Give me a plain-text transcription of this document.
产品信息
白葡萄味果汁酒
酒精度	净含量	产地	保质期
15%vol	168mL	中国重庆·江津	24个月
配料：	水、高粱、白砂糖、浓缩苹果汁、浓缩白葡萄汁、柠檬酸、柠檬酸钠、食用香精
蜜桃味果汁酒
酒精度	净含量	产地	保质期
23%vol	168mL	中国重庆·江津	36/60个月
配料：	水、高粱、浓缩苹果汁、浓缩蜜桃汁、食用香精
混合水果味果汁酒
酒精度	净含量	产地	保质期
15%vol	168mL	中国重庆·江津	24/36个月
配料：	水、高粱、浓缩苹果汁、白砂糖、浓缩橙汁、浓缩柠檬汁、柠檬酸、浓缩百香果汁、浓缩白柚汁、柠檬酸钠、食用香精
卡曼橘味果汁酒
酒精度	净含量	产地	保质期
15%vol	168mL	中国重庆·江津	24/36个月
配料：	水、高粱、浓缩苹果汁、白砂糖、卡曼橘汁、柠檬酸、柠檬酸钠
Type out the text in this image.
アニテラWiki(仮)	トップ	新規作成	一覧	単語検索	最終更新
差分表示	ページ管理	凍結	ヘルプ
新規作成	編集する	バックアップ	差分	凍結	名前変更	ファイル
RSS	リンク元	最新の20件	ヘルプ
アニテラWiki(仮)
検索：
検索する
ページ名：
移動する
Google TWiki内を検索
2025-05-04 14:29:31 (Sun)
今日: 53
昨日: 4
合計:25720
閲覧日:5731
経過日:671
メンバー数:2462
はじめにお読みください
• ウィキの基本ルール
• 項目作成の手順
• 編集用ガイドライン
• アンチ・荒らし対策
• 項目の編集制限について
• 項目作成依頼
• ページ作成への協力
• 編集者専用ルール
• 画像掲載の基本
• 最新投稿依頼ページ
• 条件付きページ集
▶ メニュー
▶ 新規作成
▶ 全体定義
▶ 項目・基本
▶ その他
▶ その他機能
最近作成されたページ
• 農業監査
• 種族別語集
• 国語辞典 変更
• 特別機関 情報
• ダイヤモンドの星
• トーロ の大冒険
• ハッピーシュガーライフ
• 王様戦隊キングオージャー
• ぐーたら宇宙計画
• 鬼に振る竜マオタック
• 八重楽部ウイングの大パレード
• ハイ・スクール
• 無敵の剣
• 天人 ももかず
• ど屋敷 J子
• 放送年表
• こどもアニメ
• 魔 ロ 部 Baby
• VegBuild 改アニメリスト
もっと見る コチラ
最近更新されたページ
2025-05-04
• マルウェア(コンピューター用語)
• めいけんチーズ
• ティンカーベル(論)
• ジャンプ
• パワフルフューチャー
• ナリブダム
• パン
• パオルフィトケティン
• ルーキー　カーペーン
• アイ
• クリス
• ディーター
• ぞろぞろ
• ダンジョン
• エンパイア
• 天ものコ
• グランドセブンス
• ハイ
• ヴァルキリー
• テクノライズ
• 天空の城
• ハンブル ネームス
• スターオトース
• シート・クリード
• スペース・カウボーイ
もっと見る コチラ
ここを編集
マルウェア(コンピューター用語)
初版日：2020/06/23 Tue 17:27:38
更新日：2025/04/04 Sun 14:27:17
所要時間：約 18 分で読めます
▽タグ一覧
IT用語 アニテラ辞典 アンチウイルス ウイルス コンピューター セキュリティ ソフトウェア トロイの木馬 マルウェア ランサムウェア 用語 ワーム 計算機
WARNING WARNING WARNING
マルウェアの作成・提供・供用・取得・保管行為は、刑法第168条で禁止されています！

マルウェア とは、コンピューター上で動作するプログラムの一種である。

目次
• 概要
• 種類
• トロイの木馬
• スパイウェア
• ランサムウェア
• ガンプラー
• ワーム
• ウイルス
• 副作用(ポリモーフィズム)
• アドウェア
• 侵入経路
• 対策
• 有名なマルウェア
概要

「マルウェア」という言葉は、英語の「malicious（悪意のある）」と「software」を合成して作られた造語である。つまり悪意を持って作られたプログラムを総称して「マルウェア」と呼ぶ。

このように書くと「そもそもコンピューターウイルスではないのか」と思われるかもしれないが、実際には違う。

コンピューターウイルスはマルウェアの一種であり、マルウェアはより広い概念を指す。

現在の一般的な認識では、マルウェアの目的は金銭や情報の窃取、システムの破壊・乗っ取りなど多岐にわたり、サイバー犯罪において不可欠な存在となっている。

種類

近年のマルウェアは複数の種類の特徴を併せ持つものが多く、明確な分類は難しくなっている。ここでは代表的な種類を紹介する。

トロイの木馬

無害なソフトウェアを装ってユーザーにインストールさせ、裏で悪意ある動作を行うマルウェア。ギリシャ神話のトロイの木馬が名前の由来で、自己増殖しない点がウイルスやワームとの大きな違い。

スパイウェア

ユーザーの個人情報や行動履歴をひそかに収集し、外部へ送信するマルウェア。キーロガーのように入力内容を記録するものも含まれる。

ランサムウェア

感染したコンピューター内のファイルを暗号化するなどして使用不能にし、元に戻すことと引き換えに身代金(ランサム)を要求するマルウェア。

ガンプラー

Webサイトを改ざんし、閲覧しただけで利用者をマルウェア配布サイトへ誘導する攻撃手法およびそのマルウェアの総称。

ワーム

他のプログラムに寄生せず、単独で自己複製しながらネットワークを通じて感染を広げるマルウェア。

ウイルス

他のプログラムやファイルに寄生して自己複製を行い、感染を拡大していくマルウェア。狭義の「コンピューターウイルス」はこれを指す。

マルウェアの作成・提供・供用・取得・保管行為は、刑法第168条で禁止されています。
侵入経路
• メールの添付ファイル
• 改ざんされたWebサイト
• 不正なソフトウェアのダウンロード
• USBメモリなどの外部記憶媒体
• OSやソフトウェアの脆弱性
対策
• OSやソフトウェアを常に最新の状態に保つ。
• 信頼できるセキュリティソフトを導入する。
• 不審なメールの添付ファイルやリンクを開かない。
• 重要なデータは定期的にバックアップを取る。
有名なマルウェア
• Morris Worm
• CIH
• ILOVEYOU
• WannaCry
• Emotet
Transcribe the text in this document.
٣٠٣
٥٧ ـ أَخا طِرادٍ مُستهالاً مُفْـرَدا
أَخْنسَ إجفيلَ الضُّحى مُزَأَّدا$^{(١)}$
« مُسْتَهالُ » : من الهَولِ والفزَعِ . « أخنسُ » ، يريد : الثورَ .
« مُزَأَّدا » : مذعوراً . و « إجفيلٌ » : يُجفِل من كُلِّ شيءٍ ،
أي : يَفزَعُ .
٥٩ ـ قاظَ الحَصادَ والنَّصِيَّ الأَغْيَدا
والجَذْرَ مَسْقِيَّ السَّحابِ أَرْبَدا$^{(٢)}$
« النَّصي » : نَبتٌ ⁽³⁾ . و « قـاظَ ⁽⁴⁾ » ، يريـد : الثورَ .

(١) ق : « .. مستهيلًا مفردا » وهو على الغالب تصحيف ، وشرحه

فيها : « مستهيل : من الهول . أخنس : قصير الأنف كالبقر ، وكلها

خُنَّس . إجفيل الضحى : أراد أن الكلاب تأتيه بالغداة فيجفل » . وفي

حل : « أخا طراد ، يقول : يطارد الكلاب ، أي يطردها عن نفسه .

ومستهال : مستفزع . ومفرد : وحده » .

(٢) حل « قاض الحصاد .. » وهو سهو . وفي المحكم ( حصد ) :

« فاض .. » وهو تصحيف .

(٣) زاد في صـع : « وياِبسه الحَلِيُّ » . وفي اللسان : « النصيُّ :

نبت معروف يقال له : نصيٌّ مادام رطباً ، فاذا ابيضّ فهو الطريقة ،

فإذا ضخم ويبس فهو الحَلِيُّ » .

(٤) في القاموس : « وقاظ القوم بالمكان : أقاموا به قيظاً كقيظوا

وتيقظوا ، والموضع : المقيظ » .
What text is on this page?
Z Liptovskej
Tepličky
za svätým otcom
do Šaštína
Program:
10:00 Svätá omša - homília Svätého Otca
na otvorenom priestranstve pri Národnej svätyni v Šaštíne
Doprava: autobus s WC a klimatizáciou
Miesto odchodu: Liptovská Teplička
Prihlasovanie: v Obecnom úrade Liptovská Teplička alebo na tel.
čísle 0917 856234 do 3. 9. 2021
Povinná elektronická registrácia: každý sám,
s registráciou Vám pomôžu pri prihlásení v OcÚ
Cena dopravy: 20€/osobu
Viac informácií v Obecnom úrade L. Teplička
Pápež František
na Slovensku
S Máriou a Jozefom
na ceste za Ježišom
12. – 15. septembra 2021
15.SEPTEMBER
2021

• **WHAT IS NEEDED**
Copy each line above containing the string "食用香精".

• **RESULT BELOW**
配料：	水、高粱、白砂糖、浓缩苹果汁、浓缩白葡萄汁、柠檬酸、柠檬酸钠、食用香精
配料：	水、高粱、浓缩苹果汁、浓缩蜜桃汁、食用香精
配料：	水、高粱、浓缩苹果汁、白砂糖、浓缩橙汁、浓缩柠檬汁、柠檬酸、浓缩百香果汁、浓缩白柚汁、柠檬酸钠、食用香精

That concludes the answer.